:: What you need to do ::
Print out every line, exactly as written.

## START

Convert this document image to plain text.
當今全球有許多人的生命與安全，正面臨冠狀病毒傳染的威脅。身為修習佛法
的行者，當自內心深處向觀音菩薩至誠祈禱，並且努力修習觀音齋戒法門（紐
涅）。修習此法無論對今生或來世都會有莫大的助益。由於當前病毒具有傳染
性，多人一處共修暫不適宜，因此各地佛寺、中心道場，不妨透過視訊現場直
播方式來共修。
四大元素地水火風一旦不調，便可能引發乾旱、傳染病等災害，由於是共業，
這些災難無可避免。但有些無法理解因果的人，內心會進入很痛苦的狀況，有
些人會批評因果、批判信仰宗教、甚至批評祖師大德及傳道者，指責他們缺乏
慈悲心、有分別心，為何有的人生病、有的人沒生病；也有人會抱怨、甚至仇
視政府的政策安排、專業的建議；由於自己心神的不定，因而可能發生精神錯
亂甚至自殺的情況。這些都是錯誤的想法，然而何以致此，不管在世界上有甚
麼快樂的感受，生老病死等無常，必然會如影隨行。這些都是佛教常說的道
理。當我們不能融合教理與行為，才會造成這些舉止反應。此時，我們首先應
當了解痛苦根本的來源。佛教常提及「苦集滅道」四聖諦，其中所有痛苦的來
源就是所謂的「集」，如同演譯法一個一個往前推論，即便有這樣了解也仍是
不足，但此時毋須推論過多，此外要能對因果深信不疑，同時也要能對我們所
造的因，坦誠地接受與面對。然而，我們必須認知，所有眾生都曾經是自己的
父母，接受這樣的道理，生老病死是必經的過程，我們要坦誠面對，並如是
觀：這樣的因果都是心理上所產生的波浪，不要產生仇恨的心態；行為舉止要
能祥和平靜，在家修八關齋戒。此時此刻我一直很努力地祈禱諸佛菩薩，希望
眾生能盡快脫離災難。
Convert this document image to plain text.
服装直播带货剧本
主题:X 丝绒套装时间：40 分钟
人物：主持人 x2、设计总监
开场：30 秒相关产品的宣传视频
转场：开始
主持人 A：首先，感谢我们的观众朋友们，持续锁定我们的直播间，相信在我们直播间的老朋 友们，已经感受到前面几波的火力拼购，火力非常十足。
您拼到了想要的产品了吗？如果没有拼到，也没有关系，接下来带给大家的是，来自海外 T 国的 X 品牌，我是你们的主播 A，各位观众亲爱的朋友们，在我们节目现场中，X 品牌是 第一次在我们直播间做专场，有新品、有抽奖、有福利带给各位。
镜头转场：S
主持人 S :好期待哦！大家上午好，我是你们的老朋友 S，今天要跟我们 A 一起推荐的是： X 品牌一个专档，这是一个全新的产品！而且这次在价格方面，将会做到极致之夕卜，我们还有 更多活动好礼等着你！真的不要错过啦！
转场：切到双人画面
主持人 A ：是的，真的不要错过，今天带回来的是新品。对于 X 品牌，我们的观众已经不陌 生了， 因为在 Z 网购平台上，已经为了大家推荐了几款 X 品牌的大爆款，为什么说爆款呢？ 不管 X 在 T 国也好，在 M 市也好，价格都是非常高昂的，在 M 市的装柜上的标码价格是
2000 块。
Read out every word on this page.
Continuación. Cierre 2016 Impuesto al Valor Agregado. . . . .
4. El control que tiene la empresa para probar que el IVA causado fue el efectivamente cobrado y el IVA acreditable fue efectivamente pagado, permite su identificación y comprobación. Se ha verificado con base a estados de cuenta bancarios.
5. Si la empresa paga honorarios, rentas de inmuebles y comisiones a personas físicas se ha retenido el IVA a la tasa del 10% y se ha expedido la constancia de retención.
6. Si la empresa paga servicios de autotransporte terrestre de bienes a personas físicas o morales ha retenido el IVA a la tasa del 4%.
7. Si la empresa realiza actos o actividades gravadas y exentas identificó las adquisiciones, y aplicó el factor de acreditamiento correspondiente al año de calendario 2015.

## END

:: Response to this task ::
Convert this document image to plain text.
當今全球有許多人的生命與安全，正面臨冠狀病毒傳染的威脅。身為修習佛法
的行者，當自內心深處向觀音菩薩至誠祈禱，並且努力修習觀音齋戒法門（紐
涅）。修習此法無論對今生或來世都會有莫大的助益。由於當前病毒具有傳染
性，多人一處共修暫不適宜，因此各地佛寺、中心道場，不妨透過視訊現場直
播方式來共修。
四大元素地水火風一旦不調，便可能引發乾旱、傳染病等災害，由於是共業，
這些災難無可避免。但有些無法理解因果的人，內心會進入很痛苦的狀況，有
些人會批評因果、批判信仰宗教、甚至批評祖師大德及傳道者，指責他們缺乏
慈悲心、有分別心，為何有的人生病、有的人沒生病；也有人會抱怨、甚至仇
視政府的政策安排、專業的建議；由於自己心神的不定，因而可能發生精神錯
亂甚至自殺的情況。這些都是錯誤的想法，然而何以致此，不管在世界上有甚
麼快樂的感受，生老病死等無常，必然會如影隨行。這些都是佛教常說的道
理。當我們不能融合教理與行為，才會造成這些舉止反應。此時，我們首先應
當了解痛苦根本的來源。佛教常提及「苦集滅道」四聖諦，其中所有痛苦的來
源就是所謂的「集」，如同演譯法一個一個往前推論，即便有這樣了解也仍是
不足，但此時毋須推論過多，此外要能對因果深信不疑，同時也要能對我們所
造的因，坦誠地接受與面對。然而，我們必須認知，所有眾生都曾經是自己的
父母，接受這樣的道理，生老病死是必經的過程，我們要坦誠面對，並如是
觀：這樣的因果都是心理上所產生的波浪，不要產生仇恨的心態；行為舉止要
能祥和平靜，在家修八關齋戒。此時此刻我一直很努力地祈禱諸佛菩薩，希望
眾生能盡快脫離災難。
Convert this document image to plain text.
服装直播带货剧本
主题:X 丝绒套装时间：40 分钟
人物：主持人 x2、设计总监
开场：30 秒相关产品的宣传视频
转场：开始
主持人 A：首先，感谢我们的观众朋友们，持续锁定我们的直播间，相信在我们直播间的老朋 友们，已经感受到前面几波的火力拼购，火力非常十足。
您拼到了想要的产品了吗？如果没有拼到，也没有关系，接下来带给大家的是，来自海外 T 国的 X 品牌，我是你们的主播 A，各位观众亲爱的朋友们，在我们节目现场中，X 品牌是 第一次在我们直播间做专场，有新品、有抽奖、有福利带给各位。
镜头转场：S
主持人 S :好期待哦！大家上午好，我是你们的老朋友 S，今天要跟我们 A 一起推荐的是： X 品牌一个专档，这是一个全新的产品！而且这次在价格方面，将会做到极致之夕卜，我们还有 更多活动好礼等着你！真的不要错过啦！
转场：切到双人画面
主持人 A ：是的，真的不要错过，今天带回来的是新品。对于 X 品牌，我们的观众已经不陌 生了， 因为在 Z 网购平台上，已经为了大家推荐了几款 X 品牌的大爆款，为什么说爆款呢？ 不管 X 在 T 国也好，在 M 市也好，价格都是非常高昂的，在 M 市的装柜上的标码价格是
2000 块。
Read out every word on this page.
Continuación. Cierre 2016 Impuesto al Valor Agregado. . . . .
4. El control que tiene la empresa para probar que el IVA causado fue el efectivamente cobrado y el IVA acreditable fue efectivamente pagado, permite su identificación y comprobación. Se ha verificado con base a estados de cuenta bancarios.
5. Si la empresa paga honorarios, rentas de inmuebles y comisiones a personas físicas se ha retenido el IVA a la tasa del 10% y se ha expedido la constancia de retención.
6. Si la empresa paga servicios de autotransporte terrestre de bienes a personas físicas o morales ha retenido el IVA a la tasa del 4%.
7. Si la empresa realiza actos o actividades gravadas y exentas identificó las adquisiciones, y aplicó el factor de acreditamiento correspondiente al año de calendario 2015.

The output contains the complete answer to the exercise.